Take every line that has the string "Velocity" and copy it out.

-- START OF Data shown --

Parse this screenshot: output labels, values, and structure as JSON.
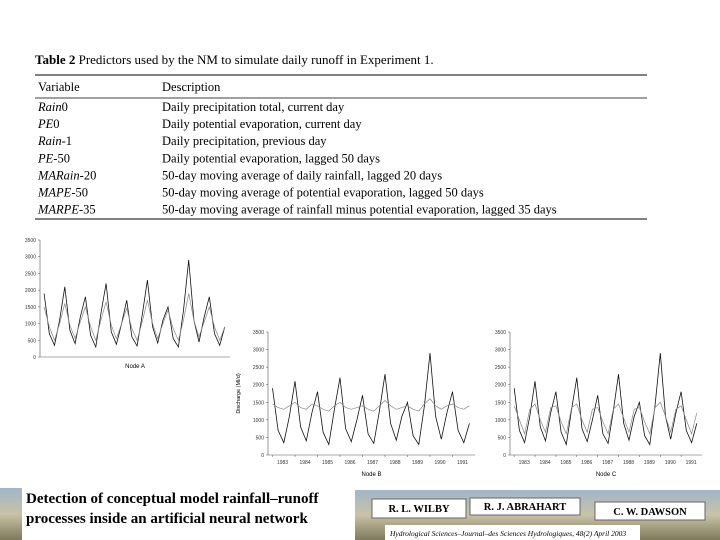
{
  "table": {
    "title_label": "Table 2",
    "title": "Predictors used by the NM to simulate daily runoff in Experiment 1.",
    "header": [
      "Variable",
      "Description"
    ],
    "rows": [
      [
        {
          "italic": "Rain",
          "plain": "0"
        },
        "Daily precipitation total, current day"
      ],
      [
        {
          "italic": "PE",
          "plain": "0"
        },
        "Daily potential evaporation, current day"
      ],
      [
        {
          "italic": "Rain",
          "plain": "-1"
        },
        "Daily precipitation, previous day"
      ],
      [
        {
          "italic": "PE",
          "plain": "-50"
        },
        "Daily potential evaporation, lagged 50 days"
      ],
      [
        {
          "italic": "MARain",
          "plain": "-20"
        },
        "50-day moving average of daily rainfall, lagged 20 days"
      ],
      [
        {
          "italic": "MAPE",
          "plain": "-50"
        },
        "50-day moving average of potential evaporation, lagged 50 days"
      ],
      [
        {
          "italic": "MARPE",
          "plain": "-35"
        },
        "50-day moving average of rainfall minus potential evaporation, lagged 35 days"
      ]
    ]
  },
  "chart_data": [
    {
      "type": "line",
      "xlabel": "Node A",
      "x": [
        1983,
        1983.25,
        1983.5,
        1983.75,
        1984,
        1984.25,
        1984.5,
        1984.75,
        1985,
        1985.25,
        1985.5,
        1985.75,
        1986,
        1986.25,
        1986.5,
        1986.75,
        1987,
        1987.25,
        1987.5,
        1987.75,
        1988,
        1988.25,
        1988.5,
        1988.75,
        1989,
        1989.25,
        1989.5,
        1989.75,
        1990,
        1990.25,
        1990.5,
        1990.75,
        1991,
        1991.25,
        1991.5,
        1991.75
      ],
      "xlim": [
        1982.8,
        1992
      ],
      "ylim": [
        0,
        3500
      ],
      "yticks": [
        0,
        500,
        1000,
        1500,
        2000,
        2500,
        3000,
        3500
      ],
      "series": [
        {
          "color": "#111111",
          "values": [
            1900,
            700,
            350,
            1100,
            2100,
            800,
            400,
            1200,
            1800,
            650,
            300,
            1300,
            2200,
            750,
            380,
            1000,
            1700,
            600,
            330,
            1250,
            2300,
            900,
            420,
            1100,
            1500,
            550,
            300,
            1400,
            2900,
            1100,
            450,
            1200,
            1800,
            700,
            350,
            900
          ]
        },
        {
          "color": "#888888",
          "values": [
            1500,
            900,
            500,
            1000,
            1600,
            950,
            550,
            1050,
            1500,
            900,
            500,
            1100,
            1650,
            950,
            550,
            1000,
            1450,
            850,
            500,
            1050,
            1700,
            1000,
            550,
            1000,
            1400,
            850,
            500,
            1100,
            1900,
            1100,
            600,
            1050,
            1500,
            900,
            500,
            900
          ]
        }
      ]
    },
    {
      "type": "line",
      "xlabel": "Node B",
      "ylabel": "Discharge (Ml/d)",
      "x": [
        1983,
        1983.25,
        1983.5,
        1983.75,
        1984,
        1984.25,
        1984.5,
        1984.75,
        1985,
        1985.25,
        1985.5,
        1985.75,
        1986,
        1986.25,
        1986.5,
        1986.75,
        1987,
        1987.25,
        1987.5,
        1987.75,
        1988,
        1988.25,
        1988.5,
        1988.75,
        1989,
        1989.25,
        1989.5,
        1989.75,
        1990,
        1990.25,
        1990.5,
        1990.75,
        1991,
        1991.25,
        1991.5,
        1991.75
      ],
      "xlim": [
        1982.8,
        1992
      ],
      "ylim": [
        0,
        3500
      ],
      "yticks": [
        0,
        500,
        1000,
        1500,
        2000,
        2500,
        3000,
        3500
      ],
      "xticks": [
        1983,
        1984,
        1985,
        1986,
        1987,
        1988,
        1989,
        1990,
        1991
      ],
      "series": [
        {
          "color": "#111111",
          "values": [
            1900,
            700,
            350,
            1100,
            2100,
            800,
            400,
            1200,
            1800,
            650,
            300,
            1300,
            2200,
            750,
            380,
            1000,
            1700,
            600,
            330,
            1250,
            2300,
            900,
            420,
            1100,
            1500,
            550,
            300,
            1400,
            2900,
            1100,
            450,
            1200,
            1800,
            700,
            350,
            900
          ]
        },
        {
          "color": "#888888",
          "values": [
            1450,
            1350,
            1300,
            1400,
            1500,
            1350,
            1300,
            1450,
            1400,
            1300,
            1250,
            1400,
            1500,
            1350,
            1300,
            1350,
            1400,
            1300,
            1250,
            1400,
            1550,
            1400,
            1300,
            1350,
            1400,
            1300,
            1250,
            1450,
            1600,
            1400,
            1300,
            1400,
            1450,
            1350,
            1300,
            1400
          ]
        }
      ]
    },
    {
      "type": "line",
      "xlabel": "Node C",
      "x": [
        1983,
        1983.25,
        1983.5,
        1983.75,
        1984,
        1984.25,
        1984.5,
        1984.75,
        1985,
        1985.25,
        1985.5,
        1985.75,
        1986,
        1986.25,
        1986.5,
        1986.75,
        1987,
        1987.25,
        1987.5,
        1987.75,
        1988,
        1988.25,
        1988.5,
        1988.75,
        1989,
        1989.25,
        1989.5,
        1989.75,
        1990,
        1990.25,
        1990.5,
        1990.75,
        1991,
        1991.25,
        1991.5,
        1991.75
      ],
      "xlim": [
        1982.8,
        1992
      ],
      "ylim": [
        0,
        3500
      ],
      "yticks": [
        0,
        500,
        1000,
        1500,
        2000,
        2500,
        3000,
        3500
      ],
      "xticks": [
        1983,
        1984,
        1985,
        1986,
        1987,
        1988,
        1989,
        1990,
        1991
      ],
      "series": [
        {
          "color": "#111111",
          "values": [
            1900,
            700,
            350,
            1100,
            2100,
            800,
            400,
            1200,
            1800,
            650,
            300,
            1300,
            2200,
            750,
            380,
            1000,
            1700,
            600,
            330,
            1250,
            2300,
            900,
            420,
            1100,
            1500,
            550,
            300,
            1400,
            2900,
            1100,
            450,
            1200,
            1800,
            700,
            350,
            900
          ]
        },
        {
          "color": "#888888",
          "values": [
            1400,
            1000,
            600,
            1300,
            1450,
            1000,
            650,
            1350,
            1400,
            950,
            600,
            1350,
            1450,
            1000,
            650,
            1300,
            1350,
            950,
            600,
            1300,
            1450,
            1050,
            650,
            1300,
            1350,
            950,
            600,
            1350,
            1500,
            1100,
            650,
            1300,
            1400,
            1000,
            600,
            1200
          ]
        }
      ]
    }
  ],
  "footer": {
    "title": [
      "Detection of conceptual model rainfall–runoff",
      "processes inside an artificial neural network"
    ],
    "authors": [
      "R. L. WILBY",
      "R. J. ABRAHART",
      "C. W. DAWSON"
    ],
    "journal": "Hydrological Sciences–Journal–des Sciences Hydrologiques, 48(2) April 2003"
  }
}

-- END OF Data shown --
-- START OF Data shown --

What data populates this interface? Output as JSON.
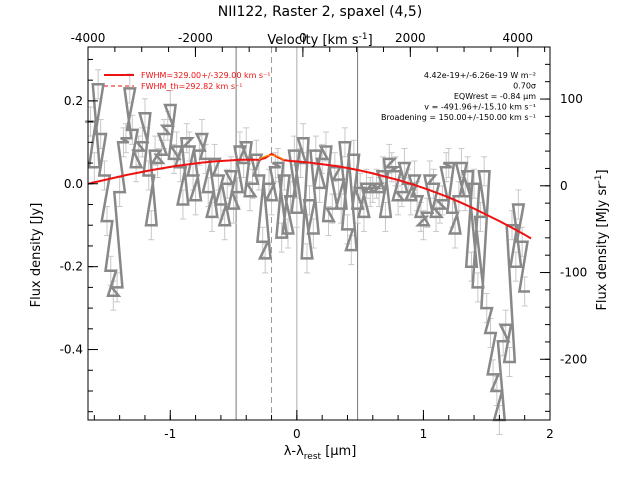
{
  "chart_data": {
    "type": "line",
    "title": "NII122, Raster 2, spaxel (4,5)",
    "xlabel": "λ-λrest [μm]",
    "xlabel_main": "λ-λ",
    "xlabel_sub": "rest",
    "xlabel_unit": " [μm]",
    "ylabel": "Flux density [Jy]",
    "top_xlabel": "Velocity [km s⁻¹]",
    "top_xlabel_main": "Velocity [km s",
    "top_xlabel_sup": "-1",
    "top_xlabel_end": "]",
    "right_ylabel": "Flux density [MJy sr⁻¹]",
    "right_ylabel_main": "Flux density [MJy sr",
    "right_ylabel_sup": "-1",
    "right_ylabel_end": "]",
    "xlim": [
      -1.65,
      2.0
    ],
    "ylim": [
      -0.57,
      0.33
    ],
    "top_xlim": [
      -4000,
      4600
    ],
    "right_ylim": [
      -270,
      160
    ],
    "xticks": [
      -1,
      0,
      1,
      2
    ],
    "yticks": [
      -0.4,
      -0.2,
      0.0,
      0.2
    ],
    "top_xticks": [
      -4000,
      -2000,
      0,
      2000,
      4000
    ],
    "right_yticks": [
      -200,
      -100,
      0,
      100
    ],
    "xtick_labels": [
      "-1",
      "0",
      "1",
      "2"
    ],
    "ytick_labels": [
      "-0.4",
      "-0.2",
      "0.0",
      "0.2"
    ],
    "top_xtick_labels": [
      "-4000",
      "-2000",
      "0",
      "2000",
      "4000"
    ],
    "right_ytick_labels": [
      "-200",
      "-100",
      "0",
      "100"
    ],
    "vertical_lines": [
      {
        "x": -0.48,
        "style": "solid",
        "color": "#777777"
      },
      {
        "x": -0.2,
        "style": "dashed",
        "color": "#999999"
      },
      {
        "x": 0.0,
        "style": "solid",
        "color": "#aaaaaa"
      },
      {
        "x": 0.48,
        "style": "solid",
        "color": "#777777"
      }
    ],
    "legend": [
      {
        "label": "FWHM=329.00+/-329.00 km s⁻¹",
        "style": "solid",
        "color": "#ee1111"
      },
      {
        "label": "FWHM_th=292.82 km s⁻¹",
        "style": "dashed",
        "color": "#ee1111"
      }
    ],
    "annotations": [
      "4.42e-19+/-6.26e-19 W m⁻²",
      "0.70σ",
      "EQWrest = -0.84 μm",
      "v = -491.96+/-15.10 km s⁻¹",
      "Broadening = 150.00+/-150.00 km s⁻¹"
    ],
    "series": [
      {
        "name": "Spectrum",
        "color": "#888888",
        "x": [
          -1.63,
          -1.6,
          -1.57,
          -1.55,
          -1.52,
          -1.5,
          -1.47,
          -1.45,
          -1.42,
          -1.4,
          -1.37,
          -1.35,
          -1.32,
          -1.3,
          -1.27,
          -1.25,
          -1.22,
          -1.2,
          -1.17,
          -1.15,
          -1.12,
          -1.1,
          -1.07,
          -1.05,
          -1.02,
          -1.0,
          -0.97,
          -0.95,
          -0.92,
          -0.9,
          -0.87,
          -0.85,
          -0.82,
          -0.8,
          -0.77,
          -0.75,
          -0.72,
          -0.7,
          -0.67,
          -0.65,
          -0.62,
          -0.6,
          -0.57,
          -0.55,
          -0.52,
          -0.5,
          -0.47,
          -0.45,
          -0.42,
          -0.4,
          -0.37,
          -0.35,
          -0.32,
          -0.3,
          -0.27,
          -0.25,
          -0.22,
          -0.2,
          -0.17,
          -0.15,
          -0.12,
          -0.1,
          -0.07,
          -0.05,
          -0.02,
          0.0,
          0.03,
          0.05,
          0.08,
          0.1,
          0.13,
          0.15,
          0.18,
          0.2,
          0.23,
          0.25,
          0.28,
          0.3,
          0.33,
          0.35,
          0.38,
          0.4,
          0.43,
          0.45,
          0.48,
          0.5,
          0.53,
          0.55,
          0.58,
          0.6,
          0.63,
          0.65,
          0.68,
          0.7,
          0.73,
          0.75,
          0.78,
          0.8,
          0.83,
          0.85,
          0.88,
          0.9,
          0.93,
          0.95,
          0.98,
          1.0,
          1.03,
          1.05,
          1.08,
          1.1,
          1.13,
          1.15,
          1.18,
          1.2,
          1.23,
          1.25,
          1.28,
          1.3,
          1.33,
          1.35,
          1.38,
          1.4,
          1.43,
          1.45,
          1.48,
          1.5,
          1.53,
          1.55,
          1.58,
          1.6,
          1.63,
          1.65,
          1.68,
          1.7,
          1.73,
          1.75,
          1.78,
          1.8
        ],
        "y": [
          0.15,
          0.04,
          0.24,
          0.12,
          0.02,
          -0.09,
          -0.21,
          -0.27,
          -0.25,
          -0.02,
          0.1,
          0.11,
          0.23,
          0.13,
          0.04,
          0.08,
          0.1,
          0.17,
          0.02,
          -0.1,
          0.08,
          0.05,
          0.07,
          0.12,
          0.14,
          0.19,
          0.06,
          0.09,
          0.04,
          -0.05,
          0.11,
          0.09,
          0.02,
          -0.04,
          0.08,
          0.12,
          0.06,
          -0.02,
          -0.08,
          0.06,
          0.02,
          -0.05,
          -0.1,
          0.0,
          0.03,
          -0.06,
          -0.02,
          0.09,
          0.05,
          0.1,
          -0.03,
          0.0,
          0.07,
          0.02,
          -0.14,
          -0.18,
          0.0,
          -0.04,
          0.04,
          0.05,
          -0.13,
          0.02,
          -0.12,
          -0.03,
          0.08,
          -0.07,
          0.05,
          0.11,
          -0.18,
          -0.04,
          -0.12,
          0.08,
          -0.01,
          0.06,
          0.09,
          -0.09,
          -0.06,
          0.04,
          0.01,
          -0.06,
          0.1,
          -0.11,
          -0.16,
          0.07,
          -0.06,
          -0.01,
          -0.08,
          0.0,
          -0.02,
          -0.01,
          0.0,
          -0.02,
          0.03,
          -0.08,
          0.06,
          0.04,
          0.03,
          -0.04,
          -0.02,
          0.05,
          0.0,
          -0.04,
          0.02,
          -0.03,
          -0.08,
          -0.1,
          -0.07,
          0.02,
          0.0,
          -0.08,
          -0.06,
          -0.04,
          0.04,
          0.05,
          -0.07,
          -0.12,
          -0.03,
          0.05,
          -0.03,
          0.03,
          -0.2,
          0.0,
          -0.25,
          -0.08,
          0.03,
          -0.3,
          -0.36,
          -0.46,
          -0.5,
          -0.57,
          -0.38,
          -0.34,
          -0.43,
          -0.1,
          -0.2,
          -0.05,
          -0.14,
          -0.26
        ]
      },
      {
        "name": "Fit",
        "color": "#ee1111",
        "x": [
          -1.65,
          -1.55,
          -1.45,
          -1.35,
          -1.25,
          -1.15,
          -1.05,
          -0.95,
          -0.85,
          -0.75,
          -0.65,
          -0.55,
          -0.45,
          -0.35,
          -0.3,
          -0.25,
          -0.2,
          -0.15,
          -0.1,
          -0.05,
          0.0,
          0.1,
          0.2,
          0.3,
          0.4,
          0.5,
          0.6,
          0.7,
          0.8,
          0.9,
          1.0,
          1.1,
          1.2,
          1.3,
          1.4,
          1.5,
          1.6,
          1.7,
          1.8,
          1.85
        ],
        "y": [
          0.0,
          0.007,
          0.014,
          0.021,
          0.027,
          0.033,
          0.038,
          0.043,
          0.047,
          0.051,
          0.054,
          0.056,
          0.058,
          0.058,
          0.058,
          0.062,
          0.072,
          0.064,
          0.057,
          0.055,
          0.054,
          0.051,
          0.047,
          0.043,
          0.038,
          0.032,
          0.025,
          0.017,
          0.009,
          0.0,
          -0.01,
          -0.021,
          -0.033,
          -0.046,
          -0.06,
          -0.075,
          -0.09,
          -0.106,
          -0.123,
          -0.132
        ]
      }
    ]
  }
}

-- END OF Data shown --

#### [Result of the task]
    "top_xlabel": "Velocity [km s⁻¹]",
    "top_xlabel_main": "Velocity [km s",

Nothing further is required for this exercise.